» **Exercise**
Write out the listing below again, precisely as it is given.

>> Begin Exercise materials

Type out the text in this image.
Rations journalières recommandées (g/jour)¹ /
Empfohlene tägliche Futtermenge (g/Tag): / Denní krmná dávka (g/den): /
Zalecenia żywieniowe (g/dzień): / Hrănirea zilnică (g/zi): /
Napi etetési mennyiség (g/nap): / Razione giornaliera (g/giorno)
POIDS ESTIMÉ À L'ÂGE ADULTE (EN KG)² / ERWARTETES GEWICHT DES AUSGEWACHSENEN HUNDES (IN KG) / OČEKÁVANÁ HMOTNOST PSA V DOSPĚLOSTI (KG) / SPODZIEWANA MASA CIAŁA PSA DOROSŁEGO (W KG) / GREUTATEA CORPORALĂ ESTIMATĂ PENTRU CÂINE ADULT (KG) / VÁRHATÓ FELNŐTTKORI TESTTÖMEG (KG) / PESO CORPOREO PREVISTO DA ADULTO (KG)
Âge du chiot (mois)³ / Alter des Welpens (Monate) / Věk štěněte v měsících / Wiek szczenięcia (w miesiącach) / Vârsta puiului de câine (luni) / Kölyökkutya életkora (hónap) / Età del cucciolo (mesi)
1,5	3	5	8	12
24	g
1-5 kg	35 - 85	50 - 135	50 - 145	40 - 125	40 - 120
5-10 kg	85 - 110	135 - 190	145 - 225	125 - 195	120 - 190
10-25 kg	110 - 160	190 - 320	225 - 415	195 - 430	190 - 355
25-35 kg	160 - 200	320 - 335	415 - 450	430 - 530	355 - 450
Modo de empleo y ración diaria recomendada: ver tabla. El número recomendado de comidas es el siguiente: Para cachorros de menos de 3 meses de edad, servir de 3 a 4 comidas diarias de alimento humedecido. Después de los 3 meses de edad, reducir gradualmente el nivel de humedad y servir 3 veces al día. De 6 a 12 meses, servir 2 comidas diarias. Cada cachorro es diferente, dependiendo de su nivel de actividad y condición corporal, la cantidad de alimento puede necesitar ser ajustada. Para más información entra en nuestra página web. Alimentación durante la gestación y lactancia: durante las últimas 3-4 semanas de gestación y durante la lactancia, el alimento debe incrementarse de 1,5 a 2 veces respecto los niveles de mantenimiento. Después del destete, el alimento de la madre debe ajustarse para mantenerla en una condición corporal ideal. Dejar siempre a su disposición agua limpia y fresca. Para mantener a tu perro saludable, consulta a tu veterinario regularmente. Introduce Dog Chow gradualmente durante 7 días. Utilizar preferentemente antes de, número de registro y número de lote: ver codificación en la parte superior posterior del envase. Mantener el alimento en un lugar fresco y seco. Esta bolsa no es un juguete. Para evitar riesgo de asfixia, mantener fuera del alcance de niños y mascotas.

>> End Exercise materials

» **Exercise solution**
Type out the text in this image.
Rations journalières recommandées (g/jour)¹ /
Empfohlene tägliche Futtermenge (g/Tag): / Denní krmná dávka (g/den): /
Zalecenia żywieniowe (g/dzień): / Hrănirea zilnică (g/zi): /
Napi etetési mennyiség (g/nap): / Razione giornaliera (g/giorno)
POIDS ESTIMÉ À L'ÂGE ADULTE (EN KG)² / ERWARTETES GEWICHT DES AUSGEWACHSENEN HUNDES (IN KG) / OČEKÁVANÁ HMOTNOST PSA V DOSPĚLOSTI (KG) / SPODZIEWANA MASA CIAŁA PSA DOROSŁEGO (W KG) / GREUTATEA CORPORALĂ ESTIMATĂ PENTRU CÂINE ADULT (KG) / VÁRHATÓ FELNŐTTKORI TESTTÖMEG (KG) / PESO CORPOREO PREVISTO DA ADULTO (KG)
Âge du chiot (mois)³ / Alter des Welpens (Monate) / Věk štěněte v měsících / Wiek szczenięcia (w miesiącach) / Vârsta puiului de câine (luni) / Kölyökkutya életkora (hónap) / Età del cucciolo (mesi)
1,5	3	5	8	12
24	g
1-5 kg	35 - 85	50 - 135	50 - 145	40 - 125	40 - 120
5-10 kg	85 - 110	135 - 190	145 - 225	125 - 195	120 - 190
10-25 kg	110 - 160	190 - 320	225 - 415	195 - 430	190 - 355
25-35 kg	160 - 200	320 - 335	415 - 450	430 - 530	355 - 450
Modo de empleo y ración diaria recomendada: ver tabla. El número recomendado de comidas es el siguiente: Para cachorros de menos de 3 meses de edad, servir de 3 a 4 comidas diarias de alimento humedecido. Después de los 3 meses de edad, reducir gradualmente el nivel de humedad y servir 3 veces al día. De 6 a 12 meses, servir 2 comidas diarias. Cada cachorro es diferente, dependiendo de su nivel de actividad y condición corporal, la cantidad de alimento puede necesitar ser ajustada. Para más información entra en nuestra página web. Alimentación durante la gestación y lactancia: durante las últimas 3-4 semanas de gestación y durante la lactancia, el alimento debe incrementarse de 1,5 a 2 veces respecto los niveles de mantenimiento. Después del destete, el alimento de la madre debe ajustarse para mantenerla en una condición corporal ideal. Dejar siempre a su disposición agua limpia y fresca. Para mantener a tu perro saludable, consulta a tu veterinario regularmente. Introduce Dog Chow gradualmente durante 7 días. Utilizar preferentemente antes de, número de registro y número de lote: ver codificación en la parte superior posterior del envase. Mantener el alimento en un lugar fresco y seco. Esta bolsa no es un juguete. Para evitar riesgo de asfixia, mantener fuera del alcance de niños y mascotas.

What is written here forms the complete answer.